> _WHAT IS REQUIRED_: Each line that holds the word "marker" is to be identified and copied.

====================

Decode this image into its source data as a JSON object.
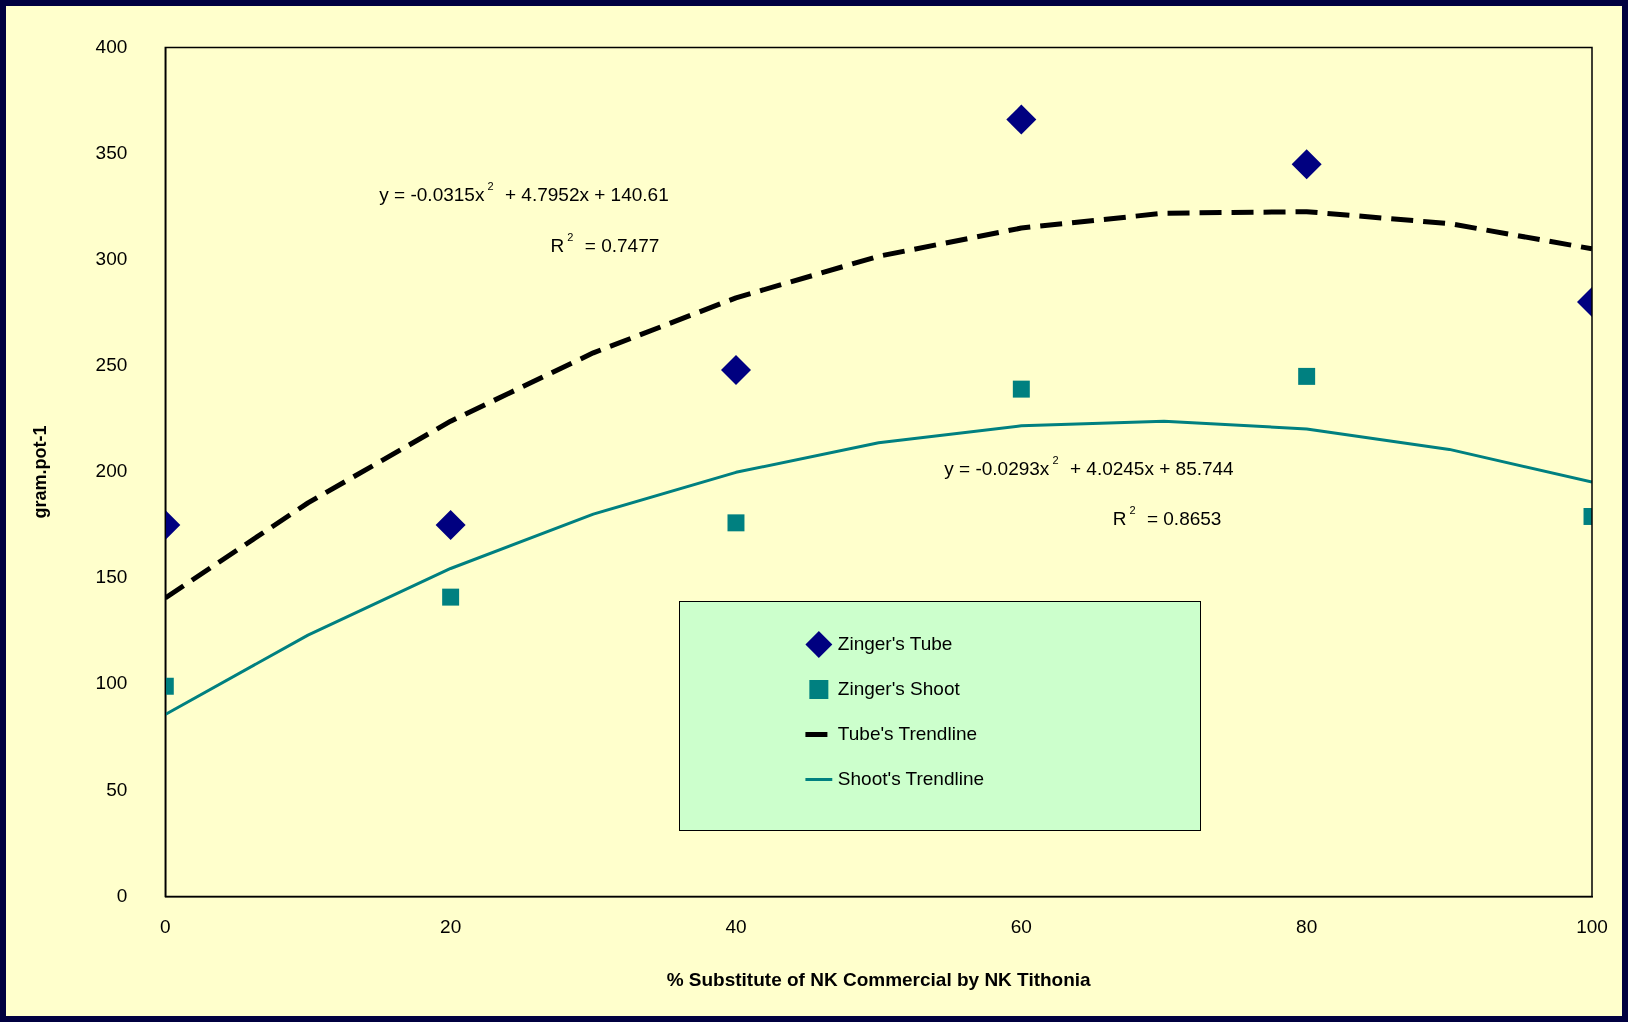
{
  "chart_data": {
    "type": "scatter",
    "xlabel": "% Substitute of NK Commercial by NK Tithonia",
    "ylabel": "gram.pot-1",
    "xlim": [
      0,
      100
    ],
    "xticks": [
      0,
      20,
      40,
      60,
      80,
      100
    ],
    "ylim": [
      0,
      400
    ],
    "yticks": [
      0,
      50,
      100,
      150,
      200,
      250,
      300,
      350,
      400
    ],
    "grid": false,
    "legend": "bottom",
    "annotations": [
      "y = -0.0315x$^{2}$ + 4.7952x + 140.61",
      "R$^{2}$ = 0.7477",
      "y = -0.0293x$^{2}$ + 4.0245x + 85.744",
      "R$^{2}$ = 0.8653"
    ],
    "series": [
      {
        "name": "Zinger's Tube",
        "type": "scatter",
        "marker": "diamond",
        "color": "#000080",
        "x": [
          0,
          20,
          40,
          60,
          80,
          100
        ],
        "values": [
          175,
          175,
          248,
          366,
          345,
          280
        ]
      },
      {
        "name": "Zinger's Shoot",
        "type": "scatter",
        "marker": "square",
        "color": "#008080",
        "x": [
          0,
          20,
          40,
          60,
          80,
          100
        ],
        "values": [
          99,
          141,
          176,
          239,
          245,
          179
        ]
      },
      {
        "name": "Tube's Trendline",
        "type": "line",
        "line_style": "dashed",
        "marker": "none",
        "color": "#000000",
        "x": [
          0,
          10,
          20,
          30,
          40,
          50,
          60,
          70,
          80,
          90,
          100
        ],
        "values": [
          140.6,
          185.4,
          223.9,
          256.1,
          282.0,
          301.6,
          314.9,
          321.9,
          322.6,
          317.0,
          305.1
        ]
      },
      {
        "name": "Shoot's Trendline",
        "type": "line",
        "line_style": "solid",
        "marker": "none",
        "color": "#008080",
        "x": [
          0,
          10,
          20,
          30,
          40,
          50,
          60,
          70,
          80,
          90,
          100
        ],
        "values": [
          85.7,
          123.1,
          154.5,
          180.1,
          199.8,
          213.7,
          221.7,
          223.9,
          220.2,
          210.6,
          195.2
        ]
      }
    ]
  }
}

====================

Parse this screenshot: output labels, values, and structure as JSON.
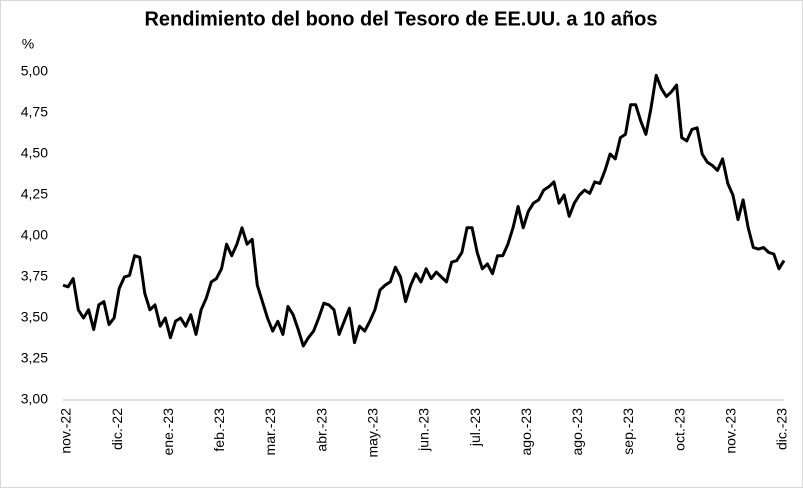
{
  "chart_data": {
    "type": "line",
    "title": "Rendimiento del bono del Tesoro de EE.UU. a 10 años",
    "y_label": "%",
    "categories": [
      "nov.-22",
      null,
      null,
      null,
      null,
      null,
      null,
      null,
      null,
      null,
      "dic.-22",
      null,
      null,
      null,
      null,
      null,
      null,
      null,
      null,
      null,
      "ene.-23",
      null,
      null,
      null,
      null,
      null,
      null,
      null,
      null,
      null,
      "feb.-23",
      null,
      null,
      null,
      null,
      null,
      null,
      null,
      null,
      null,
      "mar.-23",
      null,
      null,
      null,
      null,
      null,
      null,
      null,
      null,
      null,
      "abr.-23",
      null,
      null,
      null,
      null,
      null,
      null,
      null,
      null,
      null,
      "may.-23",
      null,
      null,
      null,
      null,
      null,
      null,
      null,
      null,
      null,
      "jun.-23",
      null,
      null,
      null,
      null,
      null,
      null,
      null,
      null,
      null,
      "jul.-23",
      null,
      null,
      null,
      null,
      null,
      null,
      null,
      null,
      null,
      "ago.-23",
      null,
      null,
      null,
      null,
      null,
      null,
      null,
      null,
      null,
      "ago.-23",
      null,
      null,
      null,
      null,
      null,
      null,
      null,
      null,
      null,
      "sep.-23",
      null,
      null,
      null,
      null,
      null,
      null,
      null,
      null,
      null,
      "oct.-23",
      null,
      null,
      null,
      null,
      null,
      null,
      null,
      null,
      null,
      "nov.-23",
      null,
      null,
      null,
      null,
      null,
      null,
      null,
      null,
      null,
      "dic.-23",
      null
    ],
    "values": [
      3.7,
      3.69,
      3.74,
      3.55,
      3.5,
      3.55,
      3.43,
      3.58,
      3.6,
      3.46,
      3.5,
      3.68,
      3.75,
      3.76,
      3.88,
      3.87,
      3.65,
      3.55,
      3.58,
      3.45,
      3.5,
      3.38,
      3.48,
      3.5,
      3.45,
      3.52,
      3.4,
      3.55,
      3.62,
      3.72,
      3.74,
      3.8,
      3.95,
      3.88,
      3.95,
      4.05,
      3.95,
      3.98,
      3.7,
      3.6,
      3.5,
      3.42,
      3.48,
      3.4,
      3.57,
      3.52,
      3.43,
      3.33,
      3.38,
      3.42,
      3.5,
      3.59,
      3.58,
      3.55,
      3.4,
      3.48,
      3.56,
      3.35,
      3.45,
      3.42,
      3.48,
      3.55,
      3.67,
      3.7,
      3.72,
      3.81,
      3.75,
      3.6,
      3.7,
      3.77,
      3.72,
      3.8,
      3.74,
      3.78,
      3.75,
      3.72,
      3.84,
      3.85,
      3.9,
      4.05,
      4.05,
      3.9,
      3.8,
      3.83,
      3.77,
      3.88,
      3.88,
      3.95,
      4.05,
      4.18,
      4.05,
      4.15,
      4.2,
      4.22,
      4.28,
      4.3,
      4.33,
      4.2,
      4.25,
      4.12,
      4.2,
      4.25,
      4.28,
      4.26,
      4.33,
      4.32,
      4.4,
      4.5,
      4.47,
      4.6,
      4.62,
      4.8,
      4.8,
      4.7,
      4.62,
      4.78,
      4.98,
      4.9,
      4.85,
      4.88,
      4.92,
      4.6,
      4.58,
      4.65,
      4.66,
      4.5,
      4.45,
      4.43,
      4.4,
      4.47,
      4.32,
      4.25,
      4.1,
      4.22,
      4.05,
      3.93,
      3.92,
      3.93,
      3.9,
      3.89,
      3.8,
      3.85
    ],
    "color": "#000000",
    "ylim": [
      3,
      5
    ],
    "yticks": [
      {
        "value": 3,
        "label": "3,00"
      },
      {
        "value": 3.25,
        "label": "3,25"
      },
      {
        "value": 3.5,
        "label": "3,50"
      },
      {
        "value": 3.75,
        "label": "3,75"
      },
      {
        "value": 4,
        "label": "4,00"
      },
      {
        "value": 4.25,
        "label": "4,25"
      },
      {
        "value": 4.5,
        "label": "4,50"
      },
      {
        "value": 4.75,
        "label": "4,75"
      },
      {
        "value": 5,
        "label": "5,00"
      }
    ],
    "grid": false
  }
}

====================

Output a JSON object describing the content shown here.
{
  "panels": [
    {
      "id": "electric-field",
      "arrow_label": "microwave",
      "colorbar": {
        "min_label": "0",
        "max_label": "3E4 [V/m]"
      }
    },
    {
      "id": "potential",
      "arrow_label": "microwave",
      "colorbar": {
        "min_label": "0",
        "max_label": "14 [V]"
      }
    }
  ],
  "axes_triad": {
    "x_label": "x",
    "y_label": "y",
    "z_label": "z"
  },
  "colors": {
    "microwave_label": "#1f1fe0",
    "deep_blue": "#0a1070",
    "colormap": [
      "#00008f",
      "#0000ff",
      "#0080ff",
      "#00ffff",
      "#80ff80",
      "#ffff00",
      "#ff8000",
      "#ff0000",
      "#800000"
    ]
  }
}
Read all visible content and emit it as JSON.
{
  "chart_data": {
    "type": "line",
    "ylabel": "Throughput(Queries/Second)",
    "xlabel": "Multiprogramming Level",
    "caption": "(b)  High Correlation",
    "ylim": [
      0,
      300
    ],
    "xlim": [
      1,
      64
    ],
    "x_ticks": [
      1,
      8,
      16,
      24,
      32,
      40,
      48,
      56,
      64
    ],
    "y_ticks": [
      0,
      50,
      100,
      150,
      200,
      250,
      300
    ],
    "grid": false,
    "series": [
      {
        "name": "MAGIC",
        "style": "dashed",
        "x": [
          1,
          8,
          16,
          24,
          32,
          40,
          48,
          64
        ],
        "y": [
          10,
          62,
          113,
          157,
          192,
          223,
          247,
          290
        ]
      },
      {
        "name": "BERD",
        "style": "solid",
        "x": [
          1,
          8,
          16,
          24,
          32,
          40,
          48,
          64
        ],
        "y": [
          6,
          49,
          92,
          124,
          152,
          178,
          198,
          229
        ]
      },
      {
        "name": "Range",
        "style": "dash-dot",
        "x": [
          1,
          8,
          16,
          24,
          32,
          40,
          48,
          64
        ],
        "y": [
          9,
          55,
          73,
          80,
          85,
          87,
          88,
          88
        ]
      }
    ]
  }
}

====================

> _REPLY TO THE EXERCISE_:
        "marker": "diamond",
        "marker": "square",
        "marker": "none",
        "marker": "none",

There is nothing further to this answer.